- _To be done_
Give the entries again exactly, every one of them.

-------- Data

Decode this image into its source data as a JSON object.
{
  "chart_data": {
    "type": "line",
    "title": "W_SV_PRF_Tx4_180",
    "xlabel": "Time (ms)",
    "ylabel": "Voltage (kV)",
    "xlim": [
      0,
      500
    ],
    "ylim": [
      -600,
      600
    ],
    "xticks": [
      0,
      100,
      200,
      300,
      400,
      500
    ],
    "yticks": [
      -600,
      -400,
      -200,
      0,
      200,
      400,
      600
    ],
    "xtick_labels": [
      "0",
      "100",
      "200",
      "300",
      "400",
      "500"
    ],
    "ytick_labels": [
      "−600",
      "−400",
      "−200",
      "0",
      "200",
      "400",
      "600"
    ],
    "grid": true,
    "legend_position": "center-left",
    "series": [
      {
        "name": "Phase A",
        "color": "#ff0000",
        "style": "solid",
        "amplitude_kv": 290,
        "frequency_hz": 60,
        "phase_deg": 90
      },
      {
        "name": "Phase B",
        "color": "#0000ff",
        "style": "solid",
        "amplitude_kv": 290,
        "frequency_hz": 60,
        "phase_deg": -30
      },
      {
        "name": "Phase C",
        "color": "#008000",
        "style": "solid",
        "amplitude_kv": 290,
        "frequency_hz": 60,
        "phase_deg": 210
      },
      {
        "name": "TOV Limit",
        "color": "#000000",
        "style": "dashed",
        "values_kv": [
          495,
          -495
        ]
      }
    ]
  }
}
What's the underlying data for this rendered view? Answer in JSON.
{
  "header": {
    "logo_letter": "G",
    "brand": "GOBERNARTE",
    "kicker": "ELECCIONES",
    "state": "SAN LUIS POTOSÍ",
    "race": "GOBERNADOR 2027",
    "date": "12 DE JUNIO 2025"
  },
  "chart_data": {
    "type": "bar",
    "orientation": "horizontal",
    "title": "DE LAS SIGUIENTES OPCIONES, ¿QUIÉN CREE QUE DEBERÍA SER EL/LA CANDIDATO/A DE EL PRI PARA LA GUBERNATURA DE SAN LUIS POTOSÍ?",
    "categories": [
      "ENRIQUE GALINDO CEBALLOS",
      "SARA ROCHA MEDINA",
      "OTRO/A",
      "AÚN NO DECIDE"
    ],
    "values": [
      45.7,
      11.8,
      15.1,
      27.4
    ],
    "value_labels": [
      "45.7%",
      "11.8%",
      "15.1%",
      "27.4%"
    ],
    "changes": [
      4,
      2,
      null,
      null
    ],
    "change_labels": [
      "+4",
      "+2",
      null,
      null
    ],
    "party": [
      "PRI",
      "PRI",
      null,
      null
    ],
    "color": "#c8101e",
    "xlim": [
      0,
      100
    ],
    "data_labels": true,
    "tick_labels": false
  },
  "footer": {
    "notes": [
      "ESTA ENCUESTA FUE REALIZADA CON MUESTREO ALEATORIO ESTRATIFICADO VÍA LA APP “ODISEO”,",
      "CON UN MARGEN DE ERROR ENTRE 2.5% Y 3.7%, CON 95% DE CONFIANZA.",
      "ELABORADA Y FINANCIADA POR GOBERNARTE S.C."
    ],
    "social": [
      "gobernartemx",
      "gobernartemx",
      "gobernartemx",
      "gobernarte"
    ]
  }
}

----------------

- _Completed task_
Decode this image into its source data as a JSON object.
{
  "chart_data": {
    "type": "line",
    "title": "W_SV_PRF_Tx4_180",
    "xlabel": "Time (ms)",
    "ylabel": "Voltage (kV)",
    "xlim": [
      0,
      500
    ],
    "ylim": [
      -600,
      600
    ],
    "xticks": [
      0,
      100,
      200,
      300,
      400,
      500
    ],
    "yticks": [
      -600,
      -400,
      -200,
      0,
      200,
      400,
      600
    ],
    "xtick_labels": [
      "0",
      "100",
      "200",
      "300",
      "400",
      "500"
    ],
    "ytick_labels": [
      "−600",
      "−400",
      "−200",
      "0",
      "200",
      "400",
      "600"
    ],
    "grid": true,
    "legend_position": "center-left",
    "series": [
      {
        "name": "Phase A",
        "color": "#ff0000",
        "style": "solid",
        "amplitude_kv": 290,
        "frequency_hz": 60,
        "phase_deg": 90
      },
      {
        "name": "Phase B",
        "color": "#0000ff",
        "style": "solid",
        "amplitude_kv": 290,
        "frequency_hz": 60,
        "phase_deg": -30
      },
      {
        "name": "Phase C",
        "color": "#008000",
        "style": "solid",
        "amplitude_kv": 290,
        "frequency_hz": 60,
        "phase_deg": 210
      },
      {
        "name": "TOV Limit",
        "color": "#000000",
        "style": "dashed",
        "values_kv": [
          495,
          -495
        ]
      }
    ]
  }
}
What's the underlying data for this rendered view? Answer in JSON.
{
  "header": {
    "logo_letter": "G",
    "brand": "GOBERNARTE",
    "kicker": "ELECCIONES",
    "state": "SAN LUIS POTOSÍ",
    "race": "GOBERNADOR 2027",
    "date": "12 DE JUNIO 2025"
  },
  "chart_data": {
    "type": "bar",
    "orientation": "horizontal",
    "title": "DE LAS SIGUIENTES OPCIONES, ¿QUIÉN CREE QUE DEBERÍA SER EL/LA CANDIDATO/A DE EL PRI PARA LA GUBERNATURA DE SAN LUIS POTOSÍ?",
    "categories": [
      "ENRIQUE GALINDO CEBALLOS",
      "SARA ROCHA MEDINA",
      "OTRO/A",
      "AÚN NO DECIDE"
    ],
    "values": [
      45.7,
      11.8,
      15.1,
      27.4
    ],
    "value_labels": [
      "45.7%",
      "11.8%",
      "15.1%",
      "27.4%"
    ],
    "changes": [
      4,
      2,
      null,
      null
    ],
    "change_labels": [
      "+4",
      "+2",
      null,
      null
    ],
    "party": [
      "PRI",
      "PRI",
      null,
      null
    ],
    "color": "#c8101e",
    "xlim": [
      0,
      100
    ],
    "data_labels": true,
    "tick_labels": false
  },
  "footer": {
    "notes": [
      "ESTA ENCUESTA FUE REALIZADA CON MUESTREO ALEATORIO ESTRATIFICADO VÍA LA APP “ODISEO”,",
      "CON UN MARGEN DE ERROR ENTRE 2.5% Y 3.7%, CON 95% DE CONFIANZA.",
      "ELABORADA Y FINANCIADA POR GOBERNARTE S.C."
    ],
    "social": [
      "gobernartemx",
      "gobernartemx",
      "gobernartemx",
      "gobernarte"
    ]
  }
}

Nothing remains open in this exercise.